[SET TASK]: Each entry should be quoted word for word, including every mark of punctuation.

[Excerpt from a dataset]
------------
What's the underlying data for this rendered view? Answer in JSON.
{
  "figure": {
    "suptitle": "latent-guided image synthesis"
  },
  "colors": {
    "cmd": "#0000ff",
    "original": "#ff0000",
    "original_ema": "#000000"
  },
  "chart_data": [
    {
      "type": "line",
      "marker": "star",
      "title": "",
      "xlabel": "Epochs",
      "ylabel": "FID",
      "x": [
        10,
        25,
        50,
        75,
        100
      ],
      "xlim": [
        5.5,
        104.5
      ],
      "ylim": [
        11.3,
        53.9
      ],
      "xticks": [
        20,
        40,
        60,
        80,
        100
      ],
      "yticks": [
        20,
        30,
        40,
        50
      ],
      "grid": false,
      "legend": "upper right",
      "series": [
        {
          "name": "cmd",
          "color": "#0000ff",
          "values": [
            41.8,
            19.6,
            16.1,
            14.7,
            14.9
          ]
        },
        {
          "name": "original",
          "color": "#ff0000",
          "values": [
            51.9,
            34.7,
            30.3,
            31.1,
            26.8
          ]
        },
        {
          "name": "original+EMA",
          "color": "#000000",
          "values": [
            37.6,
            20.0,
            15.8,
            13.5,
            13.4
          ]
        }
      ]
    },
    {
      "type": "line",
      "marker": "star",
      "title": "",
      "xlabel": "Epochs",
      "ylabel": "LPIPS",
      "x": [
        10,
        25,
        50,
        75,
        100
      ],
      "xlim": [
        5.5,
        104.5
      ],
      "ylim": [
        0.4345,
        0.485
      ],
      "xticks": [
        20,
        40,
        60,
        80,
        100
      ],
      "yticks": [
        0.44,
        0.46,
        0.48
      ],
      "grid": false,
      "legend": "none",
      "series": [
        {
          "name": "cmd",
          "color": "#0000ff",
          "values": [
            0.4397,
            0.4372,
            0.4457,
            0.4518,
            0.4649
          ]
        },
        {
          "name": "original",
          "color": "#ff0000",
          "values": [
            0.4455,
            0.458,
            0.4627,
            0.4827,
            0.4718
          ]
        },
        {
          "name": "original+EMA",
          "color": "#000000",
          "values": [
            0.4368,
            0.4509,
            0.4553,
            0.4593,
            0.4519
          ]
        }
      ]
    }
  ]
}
------------
[REPLY]:
What's the underlying data for this rendered view? Answer in JSON.
{
  "figure": {
    "suptitle": "latent-guided image synthesis"
  },
  "colors": {
    "cmd": "#0000ff",
    "original": "#ff0000",
    "original_ema": "#000000"
  },
  "chart_data": [
    {
      "type": "line",
      "marker": "star",
      "title": "",
      "xlabel": "Epochs",
      "ylabel": "FID",
      "x": [
        10,
        25,
        50,
        75,
        100
      ],
      "xlim": [
        5.5,
        104.5
      ],
      "ylim": [
        11.3,
        53.9
      ],
      "xticks": [
        20,
        40,
        60,
        80,
        100
      ],
      "yticks": [
        20,
        30,
        40,
        50
      ],
      "grid": false,
      "legend": "upper right",
      "series": [
        {
          "name": "cmd",
          "color": "#0000ff",
          "values": [
            41.8,
            19.6,
            16.1,
            14.7,
            14.9
          ]
        },
        {
          "name": "original",
          "color": "#ff0000",
          "values": [
            51.9,
            34.7,
            30.3,
            31.1,
            26.8
          ]
        },
        {
          "name": "original+EMA",
          "color": "#000000",
          "values": [
            37.6,
            20.0,
            15.8,
            13.5,
            13.4
          ]
        }
      ]
    },
    {
      "type": "line",
      "marker": "star",
      "title": "",
      "xlabel": "Epochs",
      "ylabel": "LPIPS",
      "x": [
        10,
        25,
        50,
        75,
        100
      ],
      "xlim": [
        5.5,
        104.5
      ],
      "ylim": [
        0.4345,
        0.485
      ],
      "xticks": [
        20,
        40,
        60,
        80,
        100
      ],
      "yticks": [
        0.44,
        0.46,
        0.48
      ],
      "grid": false,
      "legend": "none",
      "series": [
        {
          "name": "cmd",
          "color": "#0000ff",
          "values": [
            0.4397,
            0.4372,
            0.4457,
            0.4518,
            0.4649
          ]
        },
        {
          "name": "original",
          "color": "#ff0000",
          "values": [
            0.4455,
            0.458,
            0.4627,
            0.4827,
            0.4718
          ]
        },
        {
          "name": "original+EMA",
          "color": "#000000",
          "values": [
            0.4368,
            0.4509,
            0.4553,
            0.4593,
            0.4519
          ]
        }
      ]
    }
  ]
}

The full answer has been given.